> [Problem requirements]
Copy the data word for word, keeping every line.

> [Records provided]
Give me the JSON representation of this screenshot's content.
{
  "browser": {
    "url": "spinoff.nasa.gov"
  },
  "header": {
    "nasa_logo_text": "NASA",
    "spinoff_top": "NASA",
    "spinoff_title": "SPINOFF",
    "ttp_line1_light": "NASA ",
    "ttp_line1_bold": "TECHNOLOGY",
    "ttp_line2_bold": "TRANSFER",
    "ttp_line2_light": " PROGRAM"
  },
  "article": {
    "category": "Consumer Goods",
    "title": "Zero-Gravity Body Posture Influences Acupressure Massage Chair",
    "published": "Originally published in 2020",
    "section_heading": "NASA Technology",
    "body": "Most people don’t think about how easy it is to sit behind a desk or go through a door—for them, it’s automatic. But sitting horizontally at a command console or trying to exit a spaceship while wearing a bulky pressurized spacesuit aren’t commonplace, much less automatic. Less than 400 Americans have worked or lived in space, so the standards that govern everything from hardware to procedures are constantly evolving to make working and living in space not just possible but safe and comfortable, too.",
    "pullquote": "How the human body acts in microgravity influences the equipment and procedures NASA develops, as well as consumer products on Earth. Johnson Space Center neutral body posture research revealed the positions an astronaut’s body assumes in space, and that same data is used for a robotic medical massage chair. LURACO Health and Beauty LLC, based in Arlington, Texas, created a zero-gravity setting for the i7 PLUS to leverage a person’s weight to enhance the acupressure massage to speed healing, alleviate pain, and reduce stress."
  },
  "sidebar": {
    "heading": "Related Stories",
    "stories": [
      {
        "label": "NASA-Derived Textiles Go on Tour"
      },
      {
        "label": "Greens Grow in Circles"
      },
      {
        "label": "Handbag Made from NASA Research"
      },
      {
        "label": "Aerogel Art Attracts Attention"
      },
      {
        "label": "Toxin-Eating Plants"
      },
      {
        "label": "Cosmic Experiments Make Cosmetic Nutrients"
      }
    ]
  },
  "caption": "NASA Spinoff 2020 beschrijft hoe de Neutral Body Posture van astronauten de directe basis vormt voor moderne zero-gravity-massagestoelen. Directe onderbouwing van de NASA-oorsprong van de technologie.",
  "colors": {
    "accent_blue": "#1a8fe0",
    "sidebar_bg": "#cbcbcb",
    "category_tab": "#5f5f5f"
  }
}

> [Reply to the exercise]
Give me the JSON representation of this screenshot's content.
{
  "browser": {
    "url": "spinoff.nasa.gov"
  },
  "header": {
    "nasa_logo_text": "NASA",
    "spinoff_top": "NASA",
    "spinoff_title": "SPINOFF",
    "ttp_line1_light": "NASA ",
    "ttp_line1_bold": "TECHNOLOGY",
    "ttp_line2_bold": "TRANSFER",
    "ttp_line2_light": " PROGRAM"
  },
  "article": {
    "category": "Consumer Goods",
    "title": "Zero-Gravity Body Posture Influences Acupressure Massage Chair",
    "published": "Originally published in 2020",
    "section_heading": "NASA Technology",
    "body": "Most people don’t think about how easy it is to sit behind a desk or go through a door—for them, it’s automatic. But sitting horizontally at a command console or trying to exit a spaceship while wearing a bulky pressurized spacesuit aren’t commonplace, much less automatic. Less than 400 Americans have worked or lived in space, so the standards that govern everything from hardware to procedures are constantly evolving to make working and living in space not just possible but safe and comfortable, too.",
    "pullquote": "How the human body acts in microgravity influences the equipment and procedures NASA develops, as well as consumer products on Earth. Johnson Space Center neutral body posture research revealed the positions an astronaut’s body assumes in space, and that same data is used for a robotic medical massage chair. LURACO Health and Beauty LLC, based in Arlington, Texas, created a zero-gravity setting for the i7 PLUS to leverage a person’s weight to enhance the acupressure massage to speed healing, alleviate pain, and reduce stress."
  },
  "sidebar": {
    "heading": "Related Stories",
    "stories": [
      {
        "label": "NASA-Derived Textiles Go on Tour"
      },
      {
        "label": "Greens Grow in Circles"
      },
      {
        "label": "Handbag Made from NASA Research"
      },
      {
        "label": "Aerogel Art Attracts Attention"
      },
      {
        "label": "Toxin-Eating Plants"
      },
      {
        "label": "Cosmic Experiments Make Cosmetic Nutrients"
      }
    ]
  },
  "caption": "NASA Spinoff 2020 beschrijft hoe de Neutral Body Posture van astronauten de directe basis vormt voor moderne zero-gravity-massagestoelen. Directe onderbouwing van de NASA-oorsprong van de technologie.",
  "colors": {
    "accent_blue": "#1a8fe0",
    "sidebar_bg": "#cbcbcb",
    "category_tab": "#5f5f5f"
  }
}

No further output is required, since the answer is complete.